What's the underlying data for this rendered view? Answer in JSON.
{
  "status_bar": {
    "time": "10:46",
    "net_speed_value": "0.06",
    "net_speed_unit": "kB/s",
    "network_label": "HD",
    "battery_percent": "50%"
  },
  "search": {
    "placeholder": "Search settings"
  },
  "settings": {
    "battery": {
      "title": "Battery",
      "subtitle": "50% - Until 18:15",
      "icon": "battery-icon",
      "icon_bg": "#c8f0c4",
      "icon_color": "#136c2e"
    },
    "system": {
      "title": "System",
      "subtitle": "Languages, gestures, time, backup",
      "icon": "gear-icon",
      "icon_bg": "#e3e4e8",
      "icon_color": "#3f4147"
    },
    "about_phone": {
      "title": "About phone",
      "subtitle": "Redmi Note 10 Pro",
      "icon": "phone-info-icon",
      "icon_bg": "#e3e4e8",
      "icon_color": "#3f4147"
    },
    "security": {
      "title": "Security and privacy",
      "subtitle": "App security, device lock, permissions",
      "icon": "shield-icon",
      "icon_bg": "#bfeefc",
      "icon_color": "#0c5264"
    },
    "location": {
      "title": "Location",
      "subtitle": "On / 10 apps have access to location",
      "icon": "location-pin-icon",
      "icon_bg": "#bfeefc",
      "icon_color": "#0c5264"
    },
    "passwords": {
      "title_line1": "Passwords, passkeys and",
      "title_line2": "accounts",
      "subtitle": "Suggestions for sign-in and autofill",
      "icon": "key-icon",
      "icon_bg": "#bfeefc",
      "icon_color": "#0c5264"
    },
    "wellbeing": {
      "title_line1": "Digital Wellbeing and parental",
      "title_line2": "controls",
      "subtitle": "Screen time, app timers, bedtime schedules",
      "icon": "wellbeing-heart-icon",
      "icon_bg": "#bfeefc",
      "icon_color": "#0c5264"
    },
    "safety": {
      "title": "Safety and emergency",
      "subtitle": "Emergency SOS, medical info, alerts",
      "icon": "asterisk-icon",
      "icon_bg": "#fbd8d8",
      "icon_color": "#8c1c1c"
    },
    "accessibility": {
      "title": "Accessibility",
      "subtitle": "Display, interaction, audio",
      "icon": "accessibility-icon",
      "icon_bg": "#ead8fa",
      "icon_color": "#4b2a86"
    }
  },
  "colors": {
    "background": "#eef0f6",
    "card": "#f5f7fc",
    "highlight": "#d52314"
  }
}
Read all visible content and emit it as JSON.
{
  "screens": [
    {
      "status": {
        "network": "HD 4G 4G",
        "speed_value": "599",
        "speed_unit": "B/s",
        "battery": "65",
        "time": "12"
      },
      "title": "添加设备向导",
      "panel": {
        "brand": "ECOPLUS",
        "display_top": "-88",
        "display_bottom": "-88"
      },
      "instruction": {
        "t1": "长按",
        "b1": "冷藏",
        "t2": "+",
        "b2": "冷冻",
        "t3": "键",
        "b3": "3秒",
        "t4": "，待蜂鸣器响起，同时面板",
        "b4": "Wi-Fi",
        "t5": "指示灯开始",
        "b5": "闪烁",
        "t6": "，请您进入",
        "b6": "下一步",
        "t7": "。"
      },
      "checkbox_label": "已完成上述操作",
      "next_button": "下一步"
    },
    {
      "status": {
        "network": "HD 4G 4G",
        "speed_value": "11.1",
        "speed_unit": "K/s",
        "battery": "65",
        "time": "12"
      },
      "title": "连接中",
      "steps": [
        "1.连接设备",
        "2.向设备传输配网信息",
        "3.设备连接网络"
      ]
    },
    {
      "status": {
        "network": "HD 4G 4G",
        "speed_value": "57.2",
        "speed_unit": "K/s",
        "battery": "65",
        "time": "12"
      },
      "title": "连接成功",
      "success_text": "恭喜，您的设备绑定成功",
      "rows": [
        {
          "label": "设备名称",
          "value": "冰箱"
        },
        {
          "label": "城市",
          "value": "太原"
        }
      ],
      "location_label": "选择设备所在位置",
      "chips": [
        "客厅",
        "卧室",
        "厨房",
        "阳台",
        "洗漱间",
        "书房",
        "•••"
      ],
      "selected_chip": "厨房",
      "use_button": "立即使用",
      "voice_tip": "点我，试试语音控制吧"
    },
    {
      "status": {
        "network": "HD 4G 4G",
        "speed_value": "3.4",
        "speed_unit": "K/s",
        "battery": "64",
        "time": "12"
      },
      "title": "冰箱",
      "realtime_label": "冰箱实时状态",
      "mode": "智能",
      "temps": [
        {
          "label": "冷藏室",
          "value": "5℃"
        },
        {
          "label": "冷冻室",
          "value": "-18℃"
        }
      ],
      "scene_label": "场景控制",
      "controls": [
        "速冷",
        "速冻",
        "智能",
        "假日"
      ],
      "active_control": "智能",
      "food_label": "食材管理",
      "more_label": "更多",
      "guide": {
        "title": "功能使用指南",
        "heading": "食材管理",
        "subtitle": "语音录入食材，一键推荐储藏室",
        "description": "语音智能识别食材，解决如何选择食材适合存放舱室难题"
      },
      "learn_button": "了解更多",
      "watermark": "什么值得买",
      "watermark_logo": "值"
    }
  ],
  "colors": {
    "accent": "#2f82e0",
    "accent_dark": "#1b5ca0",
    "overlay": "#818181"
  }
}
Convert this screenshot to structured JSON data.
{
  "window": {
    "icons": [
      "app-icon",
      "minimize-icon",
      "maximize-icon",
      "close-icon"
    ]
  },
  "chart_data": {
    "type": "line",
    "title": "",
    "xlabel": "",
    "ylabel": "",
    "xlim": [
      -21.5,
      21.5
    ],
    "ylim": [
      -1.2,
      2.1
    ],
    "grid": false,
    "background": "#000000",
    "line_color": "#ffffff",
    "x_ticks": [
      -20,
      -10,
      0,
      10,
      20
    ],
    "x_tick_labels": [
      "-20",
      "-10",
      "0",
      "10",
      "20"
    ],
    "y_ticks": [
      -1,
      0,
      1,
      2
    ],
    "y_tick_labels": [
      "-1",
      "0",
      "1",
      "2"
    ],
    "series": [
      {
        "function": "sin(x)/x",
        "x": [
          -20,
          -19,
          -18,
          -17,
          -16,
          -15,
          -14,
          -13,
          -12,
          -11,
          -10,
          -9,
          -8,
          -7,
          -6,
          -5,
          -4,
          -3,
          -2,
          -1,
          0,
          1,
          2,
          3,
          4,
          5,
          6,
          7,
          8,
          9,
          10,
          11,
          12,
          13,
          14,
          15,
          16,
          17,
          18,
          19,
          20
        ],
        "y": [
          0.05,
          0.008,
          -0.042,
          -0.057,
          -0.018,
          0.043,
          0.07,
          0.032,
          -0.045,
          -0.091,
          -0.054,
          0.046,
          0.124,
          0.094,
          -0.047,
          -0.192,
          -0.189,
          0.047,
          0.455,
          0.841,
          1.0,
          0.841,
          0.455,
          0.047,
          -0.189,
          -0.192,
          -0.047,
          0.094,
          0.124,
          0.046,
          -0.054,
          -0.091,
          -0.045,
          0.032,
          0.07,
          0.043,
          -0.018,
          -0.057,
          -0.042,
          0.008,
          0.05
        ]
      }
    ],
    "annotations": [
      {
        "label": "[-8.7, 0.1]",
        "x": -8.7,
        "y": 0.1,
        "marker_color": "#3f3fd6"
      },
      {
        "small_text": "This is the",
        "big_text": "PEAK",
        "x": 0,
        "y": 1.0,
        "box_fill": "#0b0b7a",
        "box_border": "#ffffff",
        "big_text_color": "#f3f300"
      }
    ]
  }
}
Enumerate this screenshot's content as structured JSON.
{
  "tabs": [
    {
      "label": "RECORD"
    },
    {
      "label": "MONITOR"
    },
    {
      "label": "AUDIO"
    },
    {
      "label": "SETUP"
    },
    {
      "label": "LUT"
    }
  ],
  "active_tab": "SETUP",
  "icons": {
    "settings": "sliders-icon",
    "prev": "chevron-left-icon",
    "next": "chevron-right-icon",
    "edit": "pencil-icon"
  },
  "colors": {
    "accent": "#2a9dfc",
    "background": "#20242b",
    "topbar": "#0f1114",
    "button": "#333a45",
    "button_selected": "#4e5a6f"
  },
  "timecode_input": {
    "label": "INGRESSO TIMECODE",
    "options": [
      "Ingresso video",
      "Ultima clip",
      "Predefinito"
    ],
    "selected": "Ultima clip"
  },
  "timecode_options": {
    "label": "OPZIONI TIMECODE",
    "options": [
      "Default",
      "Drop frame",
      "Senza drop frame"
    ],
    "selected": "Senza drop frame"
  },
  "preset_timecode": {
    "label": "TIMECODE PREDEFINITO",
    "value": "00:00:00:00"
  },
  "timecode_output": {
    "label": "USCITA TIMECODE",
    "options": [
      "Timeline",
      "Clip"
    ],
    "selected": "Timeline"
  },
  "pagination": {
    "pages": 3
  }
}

What this task involves
List all lines holding the string "ffffff".

Exercise result
    "line_color": "#ffffff",
        "box_border": "#ffffff",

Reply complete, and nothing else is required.